>> START INFORMATION SUPPLIED

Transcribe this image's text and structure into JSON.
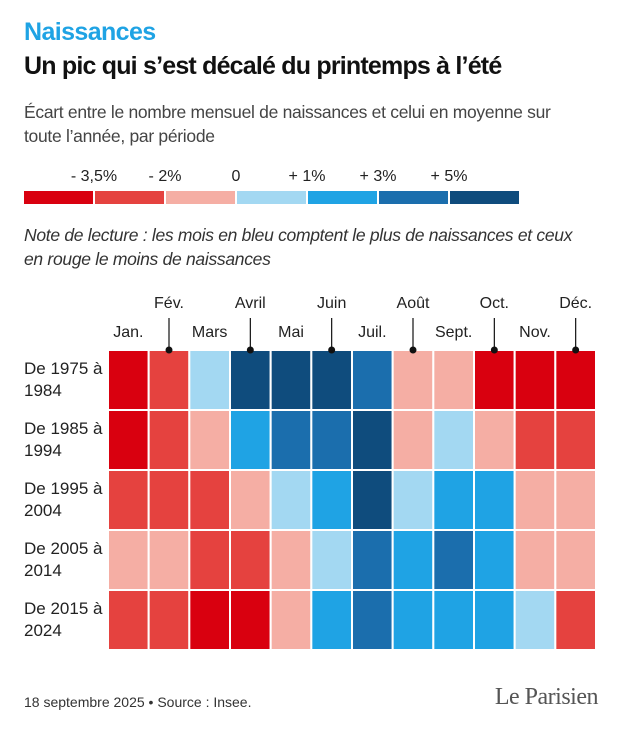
{
  "chart_data": {
    "type": "heatmap",
    "kicker": "Naissances",
    "title": "Un pic qui s’est décalé du printemps à l’été",
    "subtitle": "Écart entre le nombre mensuel de naissances et celui en moyenne sur toute l’année, par période",
    "note": "Note de lecture : les mois en bleu comptent le plus de naissances et ceux en rouge le moins de naissances",
    "x": [
      "Jan.",
      "Fév.",
      "Mars",
      "Avril",
      "Mai",
      "Juin",
      "Juil.",
      "Août",
      "Sept.",
      "Oct.",
      "Nov.",
      "Déc."
    ],
    "y": [
      "De 1975 à 1984",
      "De 1985 à 1994",
      "De 1995 à 2004",
      "De 2005 à 2014",
      "De 2015 à 2024"
    ],
    "values": [
      [
        -4.5,
        -2.75,
        0.5,
        6,
        6,
        6,
        4,
        -1,
        -1,
        -4.5,
        -4.5,
        -4.5
      ],
      [
        -4.5,
        -2.75,
        -1,
        2,
        4,
        4,
        6,
        -1,
        0.5,
        -1,
        -2.75,
        -2.75
      ],
      [
        -2.75,
        -2.75,
        -2.75,
        -1,
        0.5,
        2,
        6,
        0.5,
        2,
        2,
        -1,
        -1
      ],
      [
        -1,
        -1,
        -2.75,
        -2.75,
        -1,
        0.5,
        4,
        2,
        4,
        2,
        -1,
        -1
      ],
      [
        -2.75,
        -2.75,
        -4.5,
        -4.5,
        -1,
        2,
        4,
        2,
        2,
        2,
        0.5,
        -2.75
      ]
    ],
    "color_ticks": [
      {
        "value": -3.5,
        "label": "- 3,5%"
      },
      {
        "value": -2,
        "label": "- 2%"
      },
      0,
      {
        "value": 1,
        "label": "+ 1%"
      },
      {
        "value": 3,
        "label": "+ 3%"
      },
      {
        "value": 5,
        "label": "+ 5%"
      }
    ],
    "colors": [
      "#d9000f",
      "#e5423f",
      "#f5aea4",
      "#a3d8f2",
      "#1fa3e4",
      "#1b6ead",
      "#0f4c7d"
    ],
    "source": "18 septembre 2025 • Source : Insee.",
    "logo": "Le Parisien"
  }
}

>> END INFORMATION SUPPLIED

- CHALLENGE -
A faithful copy of the records above is needed, with the pictures left out.

- THE OUTPUT -
Transcribe this image's text and structure into JSON.
{
  "chart_data": {
    "type": "heatmap",
    "kicker": "Naissances",
    "title": "Un pic qui s’est décalé du printemps à l’été",
    "subtitle": "Écart entre le nombre mensuel de naissances et celui en moyenne sur toute l’année, par période",
    "note": "Note de lecture : les mois en bleu comptent le plus de naissances et ceux en rouge le moins de naissances",
    "x": [
      "Jan.",
      "Fév.",
      "Mars",
      "Avril",
      "Mai",
      "Juin",
      "Juil.",
      "Août",
      "Sept.",
      "Oct.",
      "Nov.",
      "Déc."
    ],
    "y": [
      "De 1975 à 1984",
      "De 1985 à 1994",
      "De 1995 à 2004",
      "De 2005 à 2014",
      "De 2015 à 2024"
    ],
    "values": [
      [
        -4.5,
        -2.75,
        0.5,
        6,
        6,
        6,
        4,
        -1,
        -1,
        -4.5,
        -4.5,
        -4.5
      ],
      [
        -4.5,
        -2.75,
        -1,
        2,
        4,
        4,
        6,
        -1,
        0.5,
        -1,
        -2.75,
        -2.75
      ],
      [
        -2.75,
        -2.75,
        -2.75,
        -1,
        0.5,
        2,
        6,
        0.5,
        2,
        2,
        -1,
        -1
      ],
      [
        -1,
        -1,
        -2.75,
        -2.75,
        -1,
        0.5,
        4,
        2,
        4,
        2,
        -1,
        -1
      ],
      [
        -2.75,
        -2.75,
        -4.5,
        -4.5,
        -1,
        2,
        4,
        2,
        2,
        2,
        0.5,
        -2.75
      ]
    ],
    "color_ticks": [
      {
        "value": -3.5,
        "label": "- 3,5%"
      },
      {
        "value": -2,
        "label": "- 2%"
      },
      0,
      {
        "value": 1,
        "label": "+ 1%"
      },
      {
        "value": 3,
        "label": "+ 3%"
      },
      {
        "value": 5,
        "label": "+ 5%"
      }
    ],
    "colors": [
      "#d9000f",
      "#e5423f",
      "#f5aea4",
      "#a3d8f2",
      "#1fa3e4",
      "#1b6ead",
      "#0f4c7d"
    ],
    "source": "18 septembre 2025 • Source : Insee.",
    "logo": "Le Parisien"
  }
}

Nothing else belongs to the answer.